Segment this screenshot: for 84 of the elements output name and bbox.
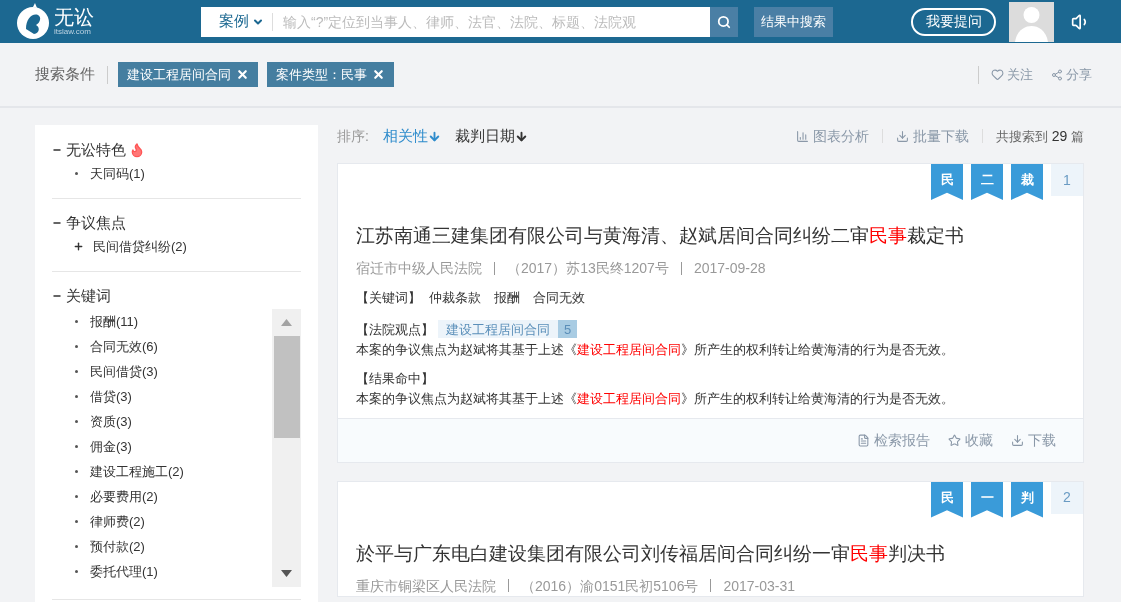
scroll-down-icon <box>281 570 292 577</box>
avatar-icon <box>1009 1 1054 42</box>
flame-icon <box>129 142 145 158</box>
filter-option[interactable]: 必要费用(2) <box>90 486 158 507</box>
search-field[interactable]: 输入“?”定位到当事人、律师、法官、法院、标题、法院观 <box>273 6 710 37</box>
keyword-tag[interactable]: 合同无效 <box>533 288 585 308</box>
conditions-label: 搜索条件 <box>35 64 95 85</box>
filter-option[interactable]: 委托代理(1) <box>90 561 158 582</box>
keyword-tag[interactable]: 仲裁条款 <box>429 288 481 308</box>
heart-icon <box>991 68 1004 81</box>
bullet-icon <box>75 320 78 323</box>
filter-tag[interactable]: 案件类型：民事 <box>267 62 394 87</box>
judgment-date: 2017-09-28 <box>693 259 766 278</box>
refine-search-button[interactable]: 结果中搜索 <box>754 6 833 37</box>
filter-option[interactable]: 建设工程施工(2) <box>90 461 184 482</box>
filter-option[interactable]: 佣金(3) <box>90 436 132 457</box>
scrollbar[interactable] <box>272 309 301 587</box>
opinion-label: 【法院观点】 <box>356 320 434 339</box>
ribbon-badge: 民 <box>931 481 963 518</box>
star-icon <box>948 433 961 447</box>
opinion-text: 本案的争议焦点为赵斌将其基于上述《建设工程居间合同》所产生的权利转让给黄海清的行为是否无效。 <box>356 342 954 357</box>
filter-option[interactable]: 报酬(11) <box>90 311 139 332</box>
document-icon <box>857 433 870 447</box>
result-index: 2 <box>1051 481 1083 514</box>
result-title-link[interactable]: 於平与广东电白建设集团有限公司刘传福居间合同纠纷一审民事判决书 <box>356 539 1065 568</box>
download-icon <box>1011 433 1024 447</box>
opinion-count: 5 <box>558 320 578 339</box>
judgment-date: 2017-03-31 <box>723 576 796 596</box>
bullet-icon <box>75 395 78 398</box>
share-icon <box>1051 68 1063 81</box>
bullet-icon <box>75 545 78 548</box>
ribbon-badge: 二 <box>971 164 1003 200</box>
bullet-icon <box>75 445 78 448</box>
ribbon-badge: 裁 <box>1011 164 1043 200</box>
sort-option[interactable]: 裁判日期 <box>454 124 528 148</box>
filter-option[interactable]: 民间借贷(3) <box>90 361 158 382</box>
bullet-icon <box>75 470 78 473</box>
result-hit-label: 【结果命中】 <box>356 370 434 386</box>
filter-option[interactable]: 合同无效(6) <box>90 336 158 357</box>
arrow-down-icon <box>427 129 441 143</box>
result-title-link[interactable]: 江苏南通三建集团有限公司与黄海清、赵斌居间合同纠纷二审民事裁定书 <box>356 222 1065 250</box>
filter-option[interactable]: 天同码(1) <box>90 163 145 184</box>
section-title: 无讼特色 <box>66 139 126 160</box>
court-name: 重庆市铜梁区人民法院 <box>356 576 496 596</box>
result-count: 共搜索到 29 篇 <box>996 126 1084 146</box>
plus-icon <box>73 241 84 252</box>
bar-chart-icon <box>796 129 810 143</box>
search-button[interactable] <box>710 6 738 37</box>
keyword-tag[interactable]: 报酬 <box>494 288 520 308</box>
keywords-label: 【关键词】 <box>356 289 421 307</box>
filter-option[interactable]: 律师费(2) <box>90 511 145 532</box>
section-title: 关键词 <box>66 285 111 306</box>
scroll-thumb[interactable] <box>273 336 300 438</box>
bullet-icon <box>75 420 78 423</box>
scroll-up-icon <box>281 319 292 326</box>
ribbon-badge: 判 <box>1011 481 1043 518</box>
logo-domain: itslaw.com <box>54 28 92 36</box>
filter-option[interactable]: 资质(3) <box>90 411 132 432</box>
section-title: 争议焦点 <box>66 212 126 233</box>
bullet-icon <box>75 370 78 373</box>
search-icon <box>717 14 731 29</box>
ribbon-badge: 民 <box>931 164 963 200</box>
remove-icon <box>236 68 249 81</box>
download-icon <box>896 129 910 143</box>
bullet-icon <box>75 495 78 498</box>
filter-option[interactable]: 民间借贷纠纷(2) <box>93 236 187 257</box>
result-index: 1 <box>1051 164 1083 196</box>
court-name: 宿迁市中级人民法院 <box>356 259 482 278</box>
bullet-icon <box>75 520 78 523</box>
remove-icon <box>372 68 385 81</box>
sort-label: 排序: <box>337 126 369 146</box>
bullet-icon <box>75 172 78 175</box>
ribbon-badge: 一 <box>971 481 1003 518</box>
filter-option[interactable]: 借贷(3) <box>90 386 132 407</box>
bullet-icon <box>75 570 78 573</box>
hit-text: 本案的争议焦点为赵斌将其基于上述《建设工程居间合同》所产生的权利转让给黄海清的行为是否无效。 <box>356 391 954 406</box>
case-number: （2017）苏13民终1207号 <box>507 259 669 278</box>
filter-tag[interactable]: 建设工程居间合同 <box>118 62 258 87</box>
arrow-down-icon <box>514 129 528 143</box>
logo-name: 无讼 <box>54 7 94 27</box>
case-number: （2016）渝0151民初5106号 <box>521 576 699 596</box>
ask-question-button[interactable]: 我要提问 <box>911 7 996 36</box>
bullet-icon <box>75 345 78 348</box>
filter-option[interactable]: 预付款(2) <box>90 536 145 557</box>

§

■ What you should do ■
Extract every line from the listing above that contains the string "remove".

■ Solution to this task ■
remove-icon <box>236 68 249 81</box>
remove-icon <box>372 68 385 81</box>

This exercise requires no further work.